■ What needs to be done ■
Update each of the entries below by changing "Nb of downloads" to "Number of downloads" and keeping everything else the same. Omit the pictures from your answer.

Stored dataset items:
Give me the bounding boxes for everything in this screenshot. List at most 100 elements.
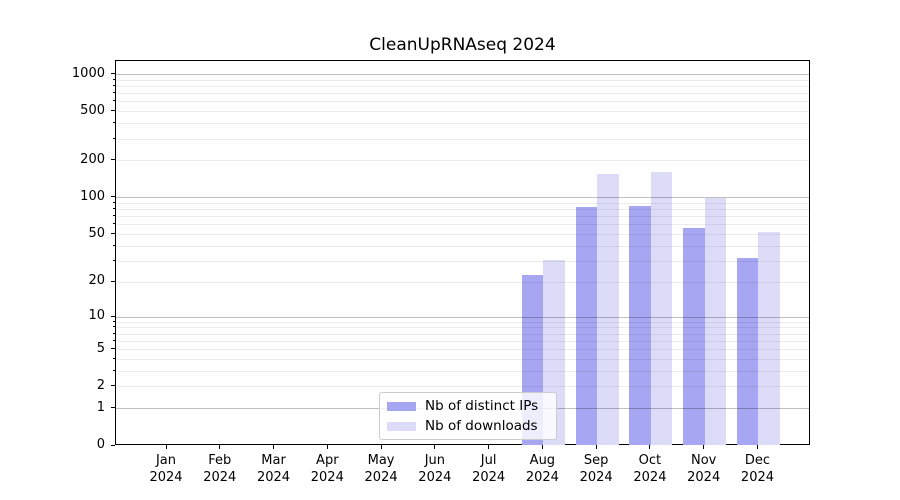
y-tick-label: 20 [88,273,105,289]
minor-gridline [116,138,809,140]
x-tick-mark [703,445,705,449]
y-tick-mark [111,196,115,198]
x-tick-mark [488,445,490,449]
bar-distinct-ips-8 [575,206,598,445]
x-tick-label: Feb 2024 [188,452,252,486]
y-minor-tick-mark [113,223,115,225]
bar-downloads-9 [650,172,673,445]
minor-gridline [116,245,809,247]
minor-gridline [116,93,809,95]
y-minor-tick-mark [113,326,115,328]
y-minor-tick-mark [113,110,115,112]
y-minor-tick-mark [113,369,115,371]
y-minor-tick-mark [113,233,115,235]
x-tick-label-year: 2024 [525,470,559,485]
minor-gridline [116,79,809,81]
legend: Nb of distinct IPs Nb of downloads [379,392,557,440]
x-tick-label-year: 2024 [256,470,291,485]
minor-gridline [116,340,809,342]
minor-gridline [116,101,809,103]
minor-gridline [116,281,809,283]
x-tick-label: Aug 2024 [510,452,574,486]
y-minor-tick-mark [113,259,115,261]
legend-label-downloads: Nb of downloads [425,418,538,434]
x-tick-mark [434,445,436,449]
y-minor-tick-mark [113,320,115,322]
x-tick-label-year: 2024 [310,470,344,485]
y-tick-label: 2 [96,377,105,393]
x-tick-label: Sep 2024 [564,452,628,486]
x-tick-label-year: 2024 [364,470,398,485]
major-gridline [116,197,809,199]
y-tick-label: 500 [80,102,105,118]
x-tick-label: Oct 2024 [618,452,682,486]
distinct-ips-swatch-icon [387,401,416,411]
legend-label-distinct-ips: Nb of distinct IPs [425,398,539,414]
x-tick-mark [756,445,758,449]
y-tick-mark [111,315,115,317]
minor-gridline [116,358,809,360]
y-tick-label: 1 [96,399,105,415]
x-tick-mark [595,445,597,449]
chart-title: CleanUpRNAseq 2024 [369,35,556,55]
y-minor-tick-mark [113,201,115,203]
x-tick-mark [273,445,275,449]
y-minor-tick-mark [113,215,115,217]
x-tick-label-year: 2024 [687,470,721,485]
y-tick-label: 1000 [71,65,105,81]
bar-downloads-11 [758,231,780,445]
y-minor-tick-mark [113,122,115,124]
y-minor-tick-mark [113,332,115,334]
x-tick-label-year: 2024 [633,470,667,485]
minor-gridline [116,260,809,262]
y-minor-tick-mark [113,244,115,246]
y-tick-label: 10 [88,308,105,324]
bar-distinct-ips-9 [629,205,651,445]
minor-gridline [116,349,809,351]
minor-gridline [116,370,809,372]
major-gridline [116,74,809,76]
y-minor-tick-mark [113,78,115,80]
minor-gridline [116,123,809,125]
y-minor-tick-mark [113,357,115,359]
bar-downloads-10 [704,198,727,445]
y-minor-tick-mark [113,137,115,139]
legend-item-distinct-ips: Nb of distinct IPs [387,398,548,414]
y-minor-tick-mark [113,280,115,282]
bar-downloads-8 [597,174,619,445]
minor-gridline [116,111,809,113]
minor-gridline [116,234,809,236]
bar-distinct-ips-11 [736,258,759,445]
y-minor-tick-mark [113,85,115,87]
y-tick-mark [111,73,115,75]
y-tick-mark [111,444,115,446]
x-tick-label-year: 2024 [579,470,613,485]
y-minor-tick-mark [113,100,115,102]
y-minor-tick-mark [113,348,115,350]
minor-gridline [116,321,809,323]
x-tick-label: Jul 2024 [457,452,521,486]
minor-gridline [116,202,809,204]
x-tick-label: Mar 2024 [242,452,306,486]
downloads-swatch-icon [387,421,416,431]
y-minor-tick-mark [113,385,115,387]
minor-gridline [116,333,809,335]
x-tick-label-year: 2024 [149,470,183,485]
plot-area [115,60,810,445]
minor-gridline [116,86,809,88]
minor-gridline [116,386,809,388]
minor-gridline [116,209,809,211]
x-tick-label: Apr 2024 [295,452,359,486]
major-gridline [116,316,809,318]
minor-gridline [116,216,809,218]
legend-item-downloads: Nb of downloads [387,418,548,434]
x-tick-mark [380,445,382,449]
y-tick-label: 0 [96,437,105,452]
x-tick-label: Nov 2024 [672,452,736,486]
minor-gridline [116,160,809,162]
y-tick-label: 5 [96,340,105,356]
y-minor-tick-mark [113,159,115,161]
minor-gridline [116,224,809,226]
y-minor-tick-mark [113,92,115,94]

■ Result of this exercise ■
Give me the bounding boxes for everything in this screenshot. List at most 100 elements.
y-tick-label: 20 [88,273,105,289]
minor-gridline [116,138,809,140]
x-tick-mark [703,445,705,449]
y-tick-mark [111,196,115,198]
x-tick-mark [488,445,490,449]
bar-distinct-ips-8 [575,206,598,445]
x-tick-label: Feb 2024 [188,452,252,486]
y-minor-tick-mark [113,223,115,225]
bar-downloads-9 [650,172,673,445]
minor-gridline [116,245,809,247]
minor-gridline [116,93,809,95]
y-minor-tick-mark [113,326,115,328]
y-minor-tick-mark [113,110,115,112]
y-minor-tick-mark [113,369,115,371]
y-minor-tick-mark [113,233,115,235]
x-tick-label-year: 2024 [525,470,559,485]
minor-gridline [116,79,809,81]
legend: Nb of distinct IPs Number of downloads [379,392,557,440]
x-tick-label-year: 2024 [256,470,291,485]
minor-gridline [116,340,809,342]
minor-gridline [116,101,809,103]
minor-gridline [116,281,809,283]
x-tick-label: Aug 2024 [510,452,574,486]
y-minor-tick-mark [113,259,115,261]
legend-label-downloads: Number of downloads [425,418,538,434]
x-tick-mark [434,445,436,449]
y-minor-tick-mark [113,320,115,322]
x-tick-label-year: 2024 [310,470,344,485]
y-tick-label: 2 [96,377,105,393]
x-tick-label: Sep 2024 [564,452,628,486]
x-tick-label-year: 2024 [364,470,398,485]
major-gridline [116,197,809,199]
y-tick-label: 500 [80,102,105,118]
x-tick-label: Oct 2024 [618,452,682,486]
distinct-ips-swatch-icon [387,401,416,411]
legend-label-distinct-ips: Nb of distinct IPs [425,398,539,414]
x-tick-mark [756,445,758,449]
y-tick-mark [111,315,115,317]
minor-gridline [116,358,809,360]
y-tick-label: 1 [96,399,105,415]
x-tick-mark [595,445,597,449]
chart-title: CleanUpRNAseq 2024 [369,35,556,55]
y-minor-tick-mark [113,201,115,203]
x-tick-mark [273,445,275,449]
y-minor-tick-mark [113,215,115,217]
x-tick-label-year: 2024 [687,470,721,485]
y-tick-label: 1000 [71,65,105,81]
bar-downloads-11 [758,231,780,445]
y-minor-tick-mark [113,122,115,124]
y-minor-tick-mark [113,332,115,334]
x-tick-label-year: 2024 [633,470,667,485]
minor-gridline [116,260,809,262]
y-minor-tick-mark [113,244,115,246]
y-tick-label: 10 [88,308,105,324]
bar-distinct-ips-9 [629,205,651,445]
minor-gridline [116,349,809,351]
minor-gridline [116,370,809,372]
major-gridline [116,74,809,76]
y-minor-tick-mark [113,78,115,80]
minor-gridline [116,123,809,125]
y-minor-tick-mark [113,357,115,359]
bar-downloads-10 [704,198,727,445]
y-minor-tick-mark [113,137,115,139]
legend-item-distinct-ips: Nb of distinct IPs [387,398,548,414]
y-minor-tick-mark [113,280,115,282]
bar-downloads-8 [597,174,619,445]
minor-gridline [116,111,809,113]
minor-gridline [116,234,809,236]
bar-distinct-ips-11 [736,258,759,445]
y-minor-tick-mark [113,85,115,87]
y-tick-mark [111,73,115,75]
y-tick-mark [111,444,115,446]
x-tick-label-year: 2024 [579,470,613,485]
y-minor-tick-mark [113,100,115,102]
y-minor-tick-mark [113,348,115,350]
minor-gridline [116,321,809,323]
x-tick-label: Jul 2024 [457,452,521,486]
minor-gridline [116,202,809,204]
x-tick-label: Mar 2024 [242,452,306,486]
downloads-swatch-icon [387,421,416,431]
y-minor-tick-mark [113,385,115,387]
minor-gridline [116,333,809,335]
x-tick-label-year: 2024 [149,470,183,485]
plot-area [115,60,810,445]
minor-gridline [116,86,809,88]
minor-gridline [116,386,809,388]
minor-gridline [116,209,809,211]
x-tick-label: Apr 2024 [295,452,359,486]
major-gridline [116,316,809,318]
minor-gridline [116,216,809,218]
legend-item-downloads: Number of downloads [387,418,548,434]
x-tick-mark [380,445,382,449]
y-tick-label: 0 [96,437,105,452]
x-tick-label: Nov 2024 [672,452,736,486]
minor-gridline [116,160,809,162]
y-tick-label: 5 [96,340,105,356]
y-minor-tick-mark [113,159,115,161]
minor-gridline [116,224,809,226]
y-minor-tick-mark [113,92,115,94]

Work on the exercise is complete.